Job: Search the material and gather each line with "设计说明" in it.

— Start Data supplied —

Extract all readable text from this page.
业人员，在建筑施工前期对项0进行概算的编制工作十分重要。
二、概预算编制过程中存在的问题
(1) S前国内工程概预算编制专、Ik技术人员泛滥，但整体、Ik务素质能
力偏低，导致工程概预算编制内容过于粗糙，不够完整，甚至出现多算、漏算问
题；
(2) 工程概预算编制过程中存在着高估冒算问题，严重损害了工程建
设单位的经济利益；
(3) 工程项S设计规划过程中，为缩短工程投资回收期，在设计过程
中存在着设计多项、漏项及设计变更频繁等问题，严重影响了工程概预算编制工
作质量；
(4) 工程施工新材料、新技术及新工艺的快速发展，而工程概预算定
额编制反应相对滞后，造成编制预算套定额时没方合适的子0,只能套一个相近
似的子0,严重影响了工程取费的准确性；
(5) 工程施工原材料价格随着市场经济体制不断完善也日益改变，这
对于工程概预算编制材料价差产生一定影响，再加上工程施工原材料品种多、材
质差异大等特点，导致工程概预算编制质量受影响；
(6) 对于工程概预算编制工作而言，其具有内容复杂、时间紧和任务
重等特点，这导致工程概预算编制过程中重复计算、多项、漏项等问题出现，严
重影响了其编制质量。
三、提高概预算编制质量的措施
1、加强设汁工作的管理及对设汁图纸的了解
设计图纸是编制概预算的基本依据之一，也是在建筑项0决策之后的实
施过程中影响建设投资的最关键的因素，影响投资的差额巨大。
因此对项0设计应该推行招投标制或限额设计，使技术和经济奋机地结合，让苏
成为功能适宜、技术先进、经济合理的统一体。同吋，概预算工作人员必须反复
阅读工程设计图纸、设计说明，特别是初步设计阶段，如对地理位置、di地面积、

— End Data supplied —
— Start Data supplied —

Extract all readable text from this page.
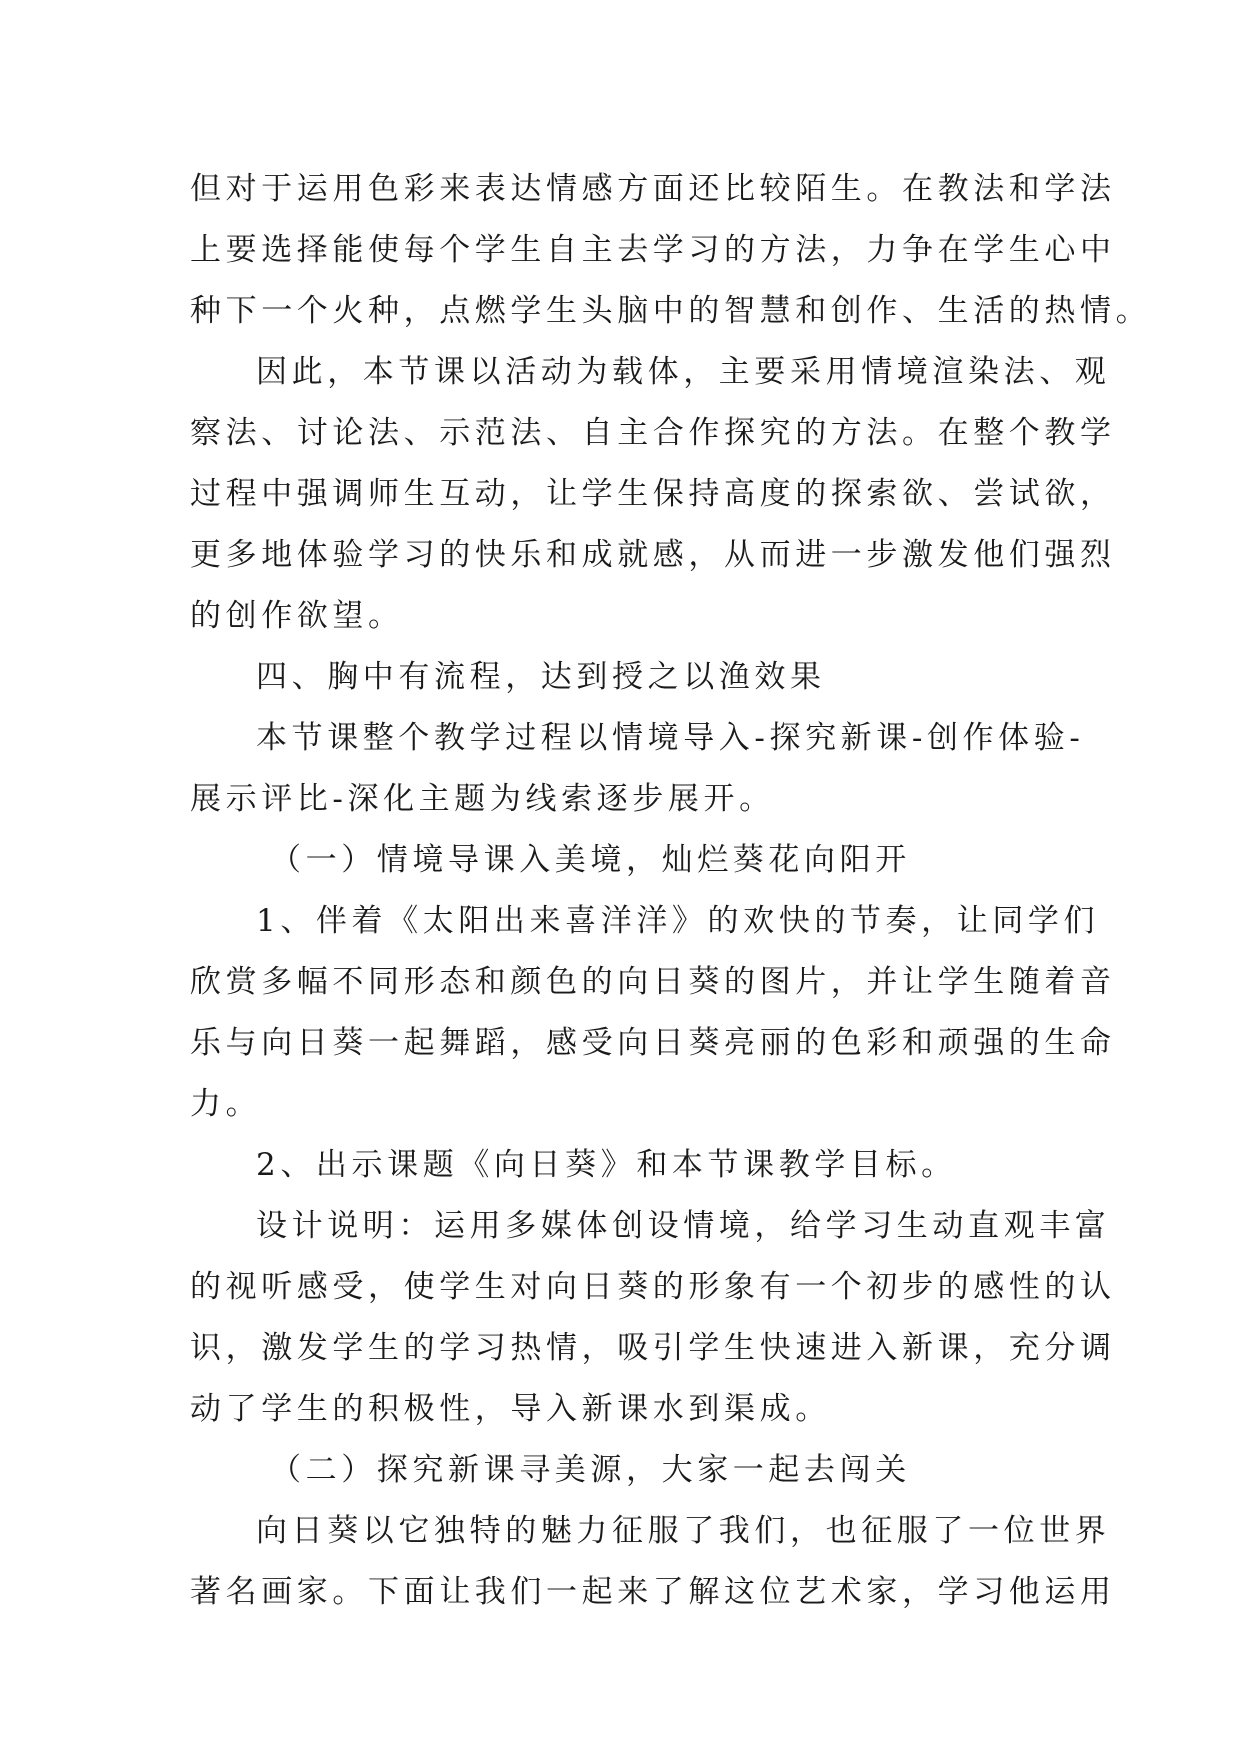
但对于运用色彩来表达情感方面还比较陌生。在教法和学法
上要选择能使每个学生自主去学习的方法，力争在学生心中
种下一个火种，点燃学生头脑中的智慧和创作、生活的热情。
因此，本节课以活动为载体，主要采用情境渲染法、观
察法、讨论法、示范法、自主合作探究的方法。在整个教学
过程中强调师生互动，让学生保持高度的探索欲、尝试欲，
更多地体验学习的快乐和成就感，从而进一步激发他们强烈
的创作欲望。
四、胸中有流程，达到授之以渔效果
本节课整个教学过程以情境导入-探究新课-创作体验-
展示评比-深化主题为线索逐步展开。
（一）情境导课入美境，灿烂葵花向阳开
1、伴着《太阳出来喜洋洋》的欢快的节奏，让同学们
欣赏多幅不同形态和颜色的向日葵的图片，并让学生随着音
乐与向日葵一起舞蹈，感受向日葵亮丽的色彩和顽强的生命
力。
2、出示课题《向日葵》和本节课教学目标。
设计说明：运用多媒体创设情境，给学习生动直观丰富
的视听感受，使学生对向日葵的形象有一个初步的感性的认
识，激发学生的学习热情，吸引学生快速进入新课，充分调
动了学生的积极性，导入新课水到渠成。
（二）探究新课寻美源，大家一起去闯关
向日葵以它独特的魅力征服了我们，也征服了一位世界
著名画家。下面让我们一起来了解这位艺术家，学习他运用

— End Data supplied —

Solution below:
阅读工程设计图纸、设计说明，特别是初步设计阶段，如对地理位置、di地面积、
设计说明：运用多媒体创设情境，给学习生动直观丰富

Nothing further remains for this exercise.